** START OF Recorded data **
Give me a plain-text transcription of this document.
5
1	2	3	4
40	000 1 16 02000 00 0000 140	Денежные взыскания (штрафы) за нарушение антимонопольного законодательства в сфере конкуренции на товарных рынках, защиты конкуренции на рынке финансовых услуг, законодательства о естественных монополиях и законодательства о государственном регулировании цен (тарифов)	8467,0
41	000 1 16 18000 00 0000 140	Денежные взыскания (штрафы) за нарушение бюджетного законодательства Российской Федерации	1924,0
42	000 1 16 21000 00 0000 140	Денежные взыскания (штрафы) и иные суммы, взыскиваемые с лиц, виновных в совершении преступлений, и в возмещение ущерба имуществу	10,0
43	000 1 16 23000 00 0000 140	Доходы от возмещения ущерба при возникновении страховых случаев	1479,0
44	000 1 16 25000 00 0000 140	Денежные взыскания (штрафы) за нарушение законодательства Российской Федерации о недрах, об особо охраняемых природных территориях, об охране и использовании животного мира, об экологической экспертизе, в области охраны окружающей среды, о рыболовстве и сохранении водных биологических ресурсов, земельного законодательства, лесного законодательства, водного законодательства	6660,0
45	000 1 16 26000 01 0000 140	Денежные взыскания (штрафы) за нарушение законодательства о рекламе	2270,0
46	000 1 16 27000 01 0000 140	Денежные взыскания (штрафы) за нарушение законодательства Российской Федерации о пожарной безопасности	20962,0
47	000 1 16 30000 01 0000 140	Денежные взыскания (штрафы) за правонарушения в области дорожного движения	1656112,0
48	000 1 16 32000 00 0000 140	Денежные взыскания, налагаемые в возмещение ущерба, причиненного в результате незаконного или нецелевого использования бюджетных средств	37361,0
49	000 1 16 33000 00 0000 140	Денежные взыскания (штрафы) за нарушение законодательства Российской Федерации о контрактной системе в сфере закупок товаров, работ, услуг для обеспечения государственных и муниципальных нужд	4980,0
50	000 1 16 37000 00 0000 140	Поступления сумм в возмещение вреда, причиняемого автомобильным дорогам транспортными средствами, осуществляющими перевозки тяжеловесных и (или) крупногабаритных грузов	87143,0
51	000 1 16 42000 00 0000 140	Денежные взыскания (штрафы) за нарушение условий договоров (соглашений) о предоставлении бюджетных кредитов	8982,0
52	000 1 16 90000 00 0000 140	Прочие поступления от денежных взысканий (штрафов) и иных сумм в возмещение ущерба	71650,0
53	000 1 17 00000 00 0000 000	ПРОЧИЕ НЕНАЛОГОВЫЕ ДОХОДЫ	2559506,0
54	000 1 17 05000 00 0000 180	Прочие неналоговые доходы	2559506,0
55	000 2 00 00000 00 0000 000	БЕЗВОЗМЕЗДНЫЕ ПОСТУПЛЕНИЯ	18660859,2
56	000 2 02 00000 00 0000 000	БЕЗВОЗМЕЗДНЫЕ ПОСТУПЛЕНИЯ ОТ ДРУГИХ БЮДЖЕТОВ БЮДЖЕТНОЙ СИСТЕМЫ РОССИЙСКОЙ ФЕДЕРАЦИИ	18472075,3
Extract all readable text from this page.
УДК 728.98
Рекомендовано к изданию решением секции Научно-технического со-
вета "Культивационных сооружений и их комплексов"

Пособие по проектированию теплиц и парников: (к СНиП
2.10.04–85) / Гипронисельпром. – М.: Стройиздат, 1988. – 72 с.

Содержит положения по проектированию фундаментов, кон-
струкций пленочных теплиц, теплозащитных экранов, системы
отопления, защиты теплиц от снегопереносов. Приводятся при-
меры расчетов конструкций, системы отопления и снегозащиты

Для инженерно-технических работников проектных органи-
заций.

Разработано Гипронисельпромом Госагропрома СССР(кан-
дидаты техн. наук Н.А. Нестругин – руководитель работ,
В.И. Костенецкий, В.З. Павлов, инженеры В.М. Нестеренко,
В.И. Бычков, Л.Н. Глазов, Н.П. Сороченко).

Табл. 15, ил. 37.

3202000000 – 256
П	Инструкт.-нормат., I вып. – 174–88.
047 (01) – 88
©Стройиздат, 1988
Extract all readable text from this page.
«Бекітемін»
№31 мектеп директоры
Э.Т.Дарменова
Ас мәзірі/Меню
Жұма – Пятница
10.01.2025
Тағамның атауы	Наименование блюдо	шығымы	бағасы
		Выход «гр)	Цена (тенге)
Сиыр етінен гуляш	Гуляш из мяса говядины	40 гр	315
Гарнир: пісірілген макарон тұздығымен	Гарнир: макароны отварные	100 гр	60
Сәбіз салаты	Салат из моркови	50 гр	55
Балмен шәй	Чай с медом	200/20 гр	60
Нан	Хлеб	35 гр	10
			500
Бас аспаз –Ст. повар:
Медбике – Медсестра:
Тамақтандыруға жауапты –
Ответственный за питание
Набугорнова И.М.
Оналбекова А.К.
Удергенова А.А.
** END OF Recorded data **
Could you reproduce every record above exactly as it appears?

Solution for this task -
Give me a plain-text transcription of this document.
5
1	2	3	4
40	000 1 16 02000 00 0000 140	Денежные взыскания (штрафы) за нарушение антимонопольного законодательства в сфере конкуренции на товарных рынках, защиты конкуренции на рынке финансовых услуг, законодательства о естественных монополиях и законодательства о государственном регулировании цен (тарифов)	8467,0
41	000 1 16 18000 00 0000 140	Денежные взыскания (штрафы) за нарушение бюджетного законодательства Российской Федерации	1924,0
42	000 1 16 21000 00 0000 140	Денежные взыскания (штрафы) и иные суммы, взыскиваемые с лиц, виновных в совершении преступлений, и в возмещение ущерба имуществу	10,0
43	000 1 16 23000 00 0000 140	Доходы от возмещения ущерба при возникновении страховых случаев	1479,0
44	000 1 16 25000 00 0000 140	Денежные взыскания (штрафы) за нарушение законодательства Российской Федерации о недрах, об особо охраняемых природных территориях, об охране и использовании животного мира, об экологической экспертизе, в области охраны окружающей среды, о рыболовстве и сохранении водных биологических ресурсов, земельного законодательства, лесного законодательства, водного законодательства	6660,0
45	000 1 16 26000 01 0000 140	Денежные взыскания (штрафы) за нарушение законодательства о рекламе	2270,0
46	000 1 16 27000 01 0000 140	Денежные взыскания (штрафы) за нарушение законодательства Российской Федерации о пожарной безопасности	20962,0
47	000 1 16 30000 01 0000 140	Денежные взыскания (штрафы) за правонарушения в области дорожного движения	1656112,0
48	000 1 16 32000 00 0000 140	Денежные взыскания, налагаемые в возмещение ущерба, причиненного в результате незаконного или нецелевого использования бюджетных средств	37361,0
49	000 1 16 33000 00 0000 140	Денежные взыскания (штрафы) за нарушение законодательства Российской Федерации о контрактной системе в сфере закупок товаров, работ, услуг для обеспечения государственных и муниципальных нужд	4980,0
50	000 1 16 37000 00 0000 140	Поступления сумм в возмещение вреда, причиняемого автомобильным дорогам транспортными средствами, осуществляющими перевозки тяжеловесных и (или) крупногабаритных грузов	87143,0
51	000 1 16 42000 00 0000 140	Денежные взыскания (штрафы) за нарушение условий договоров (соглашений) о предоставлении бюджетных кредитов	8982,0
52	000 1 16 90000 00 0000 140	Прочие поступления от денежных взысканий (штрафов) и иных сумм в возмещение ущерба	71650,0
53	000 1 17 00000 00 0000 000	ПРОЧИЕ НЕНАЛОГОВЫЕ ДОХОДЫ	2559506,0
54	000 1 17 05000 00 0000 180	Прочие неналоговые доходы	2559506,0
55	000 2 00 00000 00 0000 000	БЕЗВОЗМЕЗДНЫЕ ПОСТУПЛЕНИЯ	18660859,2
56	000 2 02 00000 00 0000 000	БЕЗВОЗМЕЗДНЫЕ ПОСТУПЛЕНИЯ ОТ ДРУГИХ БЮДЖЕТОВ БЮДЖЕТНОЙ СИСТЕМЫ РОССИЙСКОЙ ФЕДЕРАЦИИ	18472075,3
Extract all readable text from this page.
УДК 728.98
Рекомендовано к изданию решением секции Научно-технического со-
вета "Культивационных сооружений и их комплексов"

Пособие по проектированию теплиц и парников: (к СНиП
2.10.04–85) / Гипронисельпром. – М.: Стройиздат, 1988. – 72 с.

Содержит положения по проектированию фундаментов, кон-
струкций пленочных теплиц, теплозащитных экранов, системы
отопления, защиты теплиц от снегопереносов. Приводятся при-
меры расчетов конструкций, системы отопления и снегозащиты

Для инженерно-технических работников проектных органи-
заций.

Разработано Гипронисельпромом Госагропрома СССР(кан-
дидаты техн. наук Н.А. Нестругин – руководитель работ,
В.И. Костенецкий, В.З. Павлов, инженеры В.М. Нестеренко,
В.И. Бычков, Л.Н. Глазов, Н.П. Сороченко).

Табл. 15, ил. 37.

3202000000 – 256
П	Инструкт.-нормат., I вып. – 174–88.
047 (01) – 88
©Стройиздат, 1988
Extract all readable text from this page.
«Бекітемін»
№31 мектеп директоры
Э.Т.Дарменова
Ас мәзірі/Меню
Жұма – Пятница
10.01.2025
Тағамның атауы	Наименование блюдо	шығымы	бағасы
		Выход «гр)	Цена (тенге)
Сиыр етінен гуляш	Гуляш из мяса говядины	40 гр	315
Гарнир: пісірілген макарон тұздығымен	Гарнир: макароны отварные	100 гр	60
Сәбіз салаты	Салат из моркови	50 гр	55
Балмен шәй	Чай с медом	200/20 гр	60
Нан	Хлеб	35 гр	10
			500
Бас аспаз –Ст. повар:
Медбике – Медсестра:
Тамақтандыруға жауапты –
Ответственный за питание
Набугорнова И.М.
Оналбекова А.К.
Удергенова А.А.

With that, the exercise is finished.